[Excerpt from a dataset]
****

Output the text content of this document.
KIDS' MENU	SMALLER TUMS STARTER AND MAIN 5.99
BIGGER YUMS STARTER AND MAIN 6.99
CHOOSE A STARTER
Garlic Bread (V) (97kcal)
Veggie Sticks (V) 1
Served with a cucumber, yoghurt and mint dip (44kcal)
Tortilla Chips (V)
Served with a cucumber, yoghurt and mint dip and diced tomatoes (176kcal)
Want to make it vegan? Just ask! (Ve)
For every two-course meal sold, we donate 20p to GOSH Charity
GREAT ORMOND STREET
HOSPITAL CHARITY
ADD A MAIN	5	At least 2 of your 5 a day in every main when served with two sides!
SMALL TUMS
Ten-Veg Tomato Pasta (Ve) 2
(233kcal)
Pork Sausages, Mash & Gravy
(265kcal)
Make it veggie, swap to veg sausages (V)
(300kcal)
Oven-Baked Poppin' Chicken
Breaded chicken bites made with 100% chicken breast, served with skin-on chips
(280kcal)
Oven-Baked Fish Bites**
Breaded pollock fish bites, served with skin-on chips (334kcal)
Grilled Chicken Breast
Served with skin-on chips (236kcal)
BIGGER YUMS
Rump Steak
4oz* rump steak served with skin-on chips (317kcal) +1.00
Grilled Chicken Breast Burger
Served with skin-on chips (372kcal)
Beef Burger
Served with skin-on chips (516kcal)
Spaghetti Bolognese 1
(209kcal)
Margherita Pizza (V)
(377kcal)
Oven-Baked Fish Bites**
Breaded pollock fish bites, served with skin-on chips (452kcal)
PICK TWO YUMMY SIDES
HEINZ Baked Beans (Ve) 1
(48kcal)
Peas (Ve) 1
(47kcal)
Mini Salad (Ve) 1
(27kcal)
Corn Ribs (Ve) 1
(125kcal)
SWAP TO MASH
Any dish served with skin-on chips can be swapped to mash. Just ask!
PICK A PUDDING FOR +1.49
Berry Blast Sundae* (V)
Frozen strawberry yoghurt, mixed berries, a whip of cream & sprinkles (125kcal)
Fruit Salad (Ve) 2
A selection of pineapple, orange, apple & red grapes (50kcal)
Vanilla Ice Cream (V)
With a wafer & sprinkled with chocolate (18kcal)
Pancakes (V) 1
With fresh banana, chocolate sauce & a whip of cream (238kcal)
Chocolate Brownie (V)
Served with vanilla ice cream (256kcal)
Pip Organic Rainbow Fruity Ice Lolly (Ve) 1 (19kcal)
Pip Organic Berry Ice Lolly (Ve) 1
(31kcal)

****

Write out every entry word for word.

EXPECTED ANSWER =
Output the text content of this document.
KIDS' MENU	SMALLER TUMS STARTER AND MAIN 5.99
BIGGER YUMS STARTER AND MAIN 6.99
CHOOSE A STARTER
Garlic Bread (V) (97kcal)
Veggie Sticks (V) 1
Served with a cucumber, yoghurt and mint dip (44kcal)
Tortilla Chips (V)
Served with a cucumber, yoghurt and mint dip and diced tomatoes (176kcal)
Want to make it vegan? Just ask! (Ve)
For every two-course meal sold, we donate 20p to GOSH Charity
GREAT ORMOND STREET
HOSPITAL CHARITY
ADD A MAIN	5	At least 2 of your 5 a day in every main when served with two sides!
SMALL TUMS
Ten-Veg Tomato Pasta (Ve) 2
(233kcal)
Pork Sausages, Mash & Gravy
(265kcal)
Make it veggie, swap to veg sausages (V)
(300kcal)
Oven-Baked Poppin' Chicken
Breaded chicken bites made with 100% chicken breast, served with skin-on chips
(280kcal)
Oven-Baked Fish Bites**
Breaded pollock fish bites, served with skin-on chips (334kcal)
Grilled Chicken Breast
Served with skin-on chips (236kcal)
BIGGER YUMS
Rump Steak
4oz* rump steak served with skin-on chips (317kcal) +1.00
Grilled Chicken Breast Burger
Served with skin-on chips (372kcal)
Beef Burger
Served with skin-on chips (516kcal)
Spaghetti Bolognese 1
(209kcal)
Margherita Pizza (V)
(377kcal)
Oven-Baked Fish Bites**
Breaded pollock fish bites, served with skin-on chips (452kcal)
PICK TWO YUMMY SIDES
HEINZ Baked Beans (Ve) 1
(48kcal)
Peas (Ve) 1
(47kcal)
Mini Salad (Ve) 1
(27kcal)
Corn Ribs (Ve) 1
(125kcal)
SWAP TO MASH
Any dish served with skin-on chips can be swapped to mash. Just ask!
PICK A PUDDING FOR +1.49
Berry Blast Sundae* (V)
Frozen strawberry yoghurt, mixed berries, a whip of cream & sprinkles (125kcal)
Fruit Salad (Ve) 2
A selection of pineapple, orange, apple & red grapes (50kcal)
Vanilla Ice Cream (V)
With a wafer & sprinkled with chocolate (18kcal)
Pancakes (V) 1
With fresh banana, chocolate sauce & a whip of cream (238kcal)
Chocolate Brownie (V)
Served with vanilla ice cream (256kcal)
Pip Organic Rainbow Fruity Ice Lolly (Ve) 1 (19kcal)
Pip Organic Berry Ice Lolly (Ve) 1
(31kcal)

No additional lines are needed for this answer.